▸ **Exercise aim**: Find every line below that contains the word "marker" and copy it out.

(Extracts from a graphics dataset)
============================================================

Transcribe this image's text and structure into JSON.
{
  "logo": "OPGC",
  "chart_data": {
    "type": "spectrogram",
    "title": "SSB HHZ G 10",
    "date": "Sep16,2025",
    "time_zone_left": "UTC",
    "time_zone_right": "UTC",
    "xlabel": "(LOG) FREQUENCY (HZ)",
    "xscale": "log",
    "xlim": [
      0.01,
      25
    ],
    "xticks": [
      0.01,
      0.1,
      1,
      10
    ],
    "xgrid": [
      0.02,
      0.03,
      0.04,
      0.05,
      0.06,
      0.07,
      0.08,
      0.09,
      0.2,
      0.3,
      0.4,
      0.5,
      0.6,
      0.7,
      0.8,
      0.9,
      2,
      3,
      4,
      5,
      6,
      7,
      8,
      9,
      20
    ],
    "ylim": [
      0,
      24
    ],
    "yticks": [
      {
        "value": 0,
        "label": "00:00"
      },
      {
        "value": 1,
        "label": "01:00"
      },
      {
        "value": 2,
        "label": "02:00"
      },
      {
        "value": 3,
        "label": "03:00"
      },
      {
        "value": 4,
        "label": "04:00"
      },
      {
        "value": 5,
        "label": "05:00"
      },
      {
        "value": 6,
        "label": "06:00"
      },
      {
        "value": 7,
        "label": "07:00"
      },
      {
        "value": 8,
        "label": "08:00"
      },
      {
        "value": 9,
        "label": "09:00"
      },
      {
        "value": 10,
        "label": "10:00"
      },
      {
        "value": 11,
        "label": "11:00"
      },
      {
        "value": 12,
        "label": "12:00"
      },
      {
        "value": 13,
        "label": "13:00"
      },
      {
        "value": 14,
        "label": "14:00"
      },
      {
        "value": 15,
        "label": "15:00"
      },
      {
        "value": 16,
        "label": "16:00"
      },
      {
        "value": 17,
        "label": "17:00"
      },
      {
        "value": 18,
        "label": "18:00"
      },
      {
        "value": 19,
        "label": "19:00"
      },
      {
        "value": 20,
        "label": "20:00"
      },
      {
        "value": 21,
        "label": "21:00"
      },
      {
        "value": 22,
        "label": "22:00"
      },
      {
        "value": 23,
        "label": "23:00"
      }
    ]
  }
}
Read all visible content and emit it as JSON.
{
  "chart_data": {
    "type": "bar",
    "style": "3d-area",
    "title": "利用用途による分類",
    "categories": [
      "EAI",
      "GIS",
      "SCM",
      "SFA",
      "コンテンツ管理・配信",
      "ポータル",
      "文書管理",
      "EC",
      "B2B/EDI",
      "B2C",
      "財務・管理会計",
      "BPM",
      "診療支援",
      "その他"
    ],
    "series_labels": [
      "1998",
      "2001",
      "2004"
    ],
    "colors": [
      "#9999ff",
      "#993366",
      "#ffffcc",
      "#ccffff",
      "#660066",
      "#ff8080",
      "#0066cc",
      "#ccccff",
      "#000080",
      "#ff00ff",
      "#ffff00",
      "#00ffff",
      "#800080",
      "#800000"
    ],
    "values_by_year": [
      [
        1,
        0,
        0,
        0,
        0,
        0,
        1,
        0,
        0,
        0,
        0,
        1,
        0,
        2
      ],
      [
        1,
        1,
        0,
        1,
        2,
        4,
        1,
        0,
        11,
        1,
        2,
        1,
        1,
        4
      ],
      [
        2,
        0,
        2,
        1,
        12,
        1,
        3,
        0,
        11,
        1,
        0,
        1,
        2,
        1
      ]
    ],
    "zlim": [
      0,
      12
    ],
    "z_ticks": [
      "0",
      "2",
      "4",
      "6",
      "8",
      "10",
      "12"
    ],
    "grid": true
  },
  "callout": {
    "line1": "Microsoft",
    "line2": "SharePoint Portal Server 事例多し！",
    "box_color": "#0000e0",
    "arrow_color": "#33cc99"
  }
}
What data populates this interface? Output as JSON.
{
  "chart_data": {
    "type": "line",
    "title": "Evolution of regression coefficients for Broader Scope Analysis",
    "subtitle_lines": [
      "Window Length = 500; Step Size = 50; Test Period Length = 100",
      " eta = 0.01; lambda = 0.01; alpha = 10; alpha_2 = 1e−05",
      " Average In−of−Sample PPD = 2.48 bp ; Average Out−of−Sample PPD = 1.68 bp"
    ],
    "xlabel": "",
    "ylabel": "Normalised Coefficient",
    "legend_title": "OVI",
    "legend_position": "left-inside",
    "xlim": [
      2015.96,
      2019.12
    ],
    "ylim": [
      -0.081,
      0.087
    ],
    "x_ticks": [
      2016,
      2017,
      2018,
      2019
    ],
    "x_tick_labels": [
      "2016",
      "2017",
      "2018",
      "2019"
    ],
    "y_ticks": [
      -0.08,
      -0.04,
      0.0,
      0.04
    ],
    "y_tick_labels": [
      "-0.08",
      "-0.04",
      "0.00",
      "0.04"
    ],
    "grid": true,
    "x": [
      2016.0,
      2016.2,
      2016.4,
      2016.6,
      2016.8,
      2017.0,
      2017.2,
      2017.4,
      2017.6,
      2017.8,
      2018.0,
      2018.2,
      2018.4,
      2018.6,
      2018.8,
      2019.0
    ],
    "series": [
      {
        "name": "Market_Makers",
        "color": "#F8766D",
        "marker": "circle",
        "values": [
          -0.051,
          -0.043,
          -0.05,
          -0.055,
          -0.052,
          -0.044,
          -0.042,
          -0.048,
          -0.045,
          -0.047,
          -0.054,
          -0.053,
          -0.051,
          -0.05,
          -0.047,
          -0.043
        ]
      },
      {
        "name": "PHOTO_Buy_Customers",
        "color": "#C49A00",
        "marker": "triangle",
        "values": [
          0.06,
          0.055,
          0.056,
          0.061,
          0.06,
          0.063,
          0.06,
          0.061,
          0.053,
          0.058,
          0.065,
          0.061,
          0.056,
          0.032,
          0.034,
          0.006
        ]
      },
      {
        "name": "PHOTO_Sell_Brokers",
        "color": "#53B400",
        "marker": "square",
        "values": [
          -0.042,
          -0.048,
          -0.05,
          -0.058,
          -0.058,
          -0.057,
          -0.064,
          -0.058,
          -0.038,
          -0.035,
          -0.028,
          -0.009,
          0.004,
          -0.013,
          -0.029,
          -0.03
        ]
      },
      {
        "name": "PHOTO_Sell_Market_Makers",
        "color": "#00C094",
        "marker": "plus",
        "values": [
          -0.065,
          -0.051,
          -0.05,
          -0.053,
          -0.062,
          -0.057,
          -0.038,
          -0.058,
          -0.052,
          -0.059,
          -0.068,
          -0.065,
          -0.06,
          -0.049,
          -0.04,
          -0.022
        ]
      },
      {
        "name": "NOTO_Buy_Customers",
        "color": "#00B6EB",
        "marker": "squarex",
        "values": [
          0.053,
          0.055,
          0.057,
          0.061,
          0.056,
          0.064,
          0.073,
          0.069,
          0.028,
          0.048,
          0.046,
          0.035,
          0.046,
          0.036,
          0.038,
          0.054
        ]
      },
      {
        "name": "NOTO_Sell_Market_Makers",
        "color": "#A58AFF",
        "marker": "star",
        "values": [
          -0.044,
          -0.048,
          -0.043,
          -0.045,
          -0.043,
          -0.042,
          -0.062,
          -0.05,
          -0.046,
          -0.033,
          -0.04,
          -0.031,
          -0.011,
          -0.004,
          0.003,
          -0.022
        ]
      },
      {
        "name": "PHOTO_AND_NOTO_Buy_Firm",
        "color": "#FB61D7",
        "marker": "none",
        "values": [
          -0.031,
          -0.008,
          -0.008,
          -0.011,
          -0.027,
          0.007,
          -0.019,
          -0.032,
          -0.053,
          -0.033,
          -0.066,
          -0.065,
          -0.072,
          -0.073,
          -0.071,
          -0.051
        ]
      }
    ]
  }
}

============================================================

▸ **Answer to this exercise**:
        "marker": "circle",
        "marker": "triangle",
        "marker": "square",
        "marker": "plus",
        "marker": "squarex",
        "marker": "star",
        "marker": "none",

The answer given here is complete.